• Exercise directions
Give the data again, word for word.

• Records from a collection of figures

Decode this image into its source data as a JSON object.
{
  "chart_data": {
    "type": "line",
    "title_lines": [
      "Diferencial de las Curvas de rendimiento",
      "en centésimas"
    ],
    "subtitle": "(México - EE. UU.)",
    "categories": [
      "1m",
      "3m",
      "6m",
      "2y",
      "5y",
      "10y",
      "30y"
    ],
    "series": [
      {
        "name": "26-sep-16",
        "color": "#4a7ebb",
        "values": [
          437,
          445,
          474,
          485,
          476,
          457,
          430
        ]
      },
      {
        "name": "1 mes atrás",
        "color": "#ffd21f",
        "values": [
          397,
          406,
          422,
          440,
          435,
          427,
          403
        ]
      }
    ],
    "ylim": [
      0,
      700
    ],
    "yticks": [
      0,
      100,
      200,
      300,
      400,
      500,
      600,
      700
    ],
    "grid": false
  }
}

• Result of the exercise
Decode this image into its source data as a JSON object.
{
  "chart_data": {
    "type": "line",
    "title_lines": [
      "Diferencial de las Curvas de rendimiento",
      "en centésimas"
    ],
    "subtitle": "(México - EE. UU.)",
    "categories": [
      "1m",
      "3m",
      "6m",
      "2y",
      "5y",
      "10y",
      "30y"
    ],
    "series": [
      {
        "name": "26-sep-16",
        "color": "#4a7ebb",
        "values": [
          437,
          445,
          474,
          485,
          476,
          457,
          430
        ]
      },
      {
        "name": "1 mes atrás",
        "color": "#ffd21f",
        "values": [
          397,
          406,
          422,
          440,
          435,
          427,
          403
        ]
      }
    ],
    "ylim": [
      0,
      700
    ],
    "yticks": [
      0,
      100,
      200,
      300,
      400,
      500,
      600,
      700
    ],
    "grid": false
  }
}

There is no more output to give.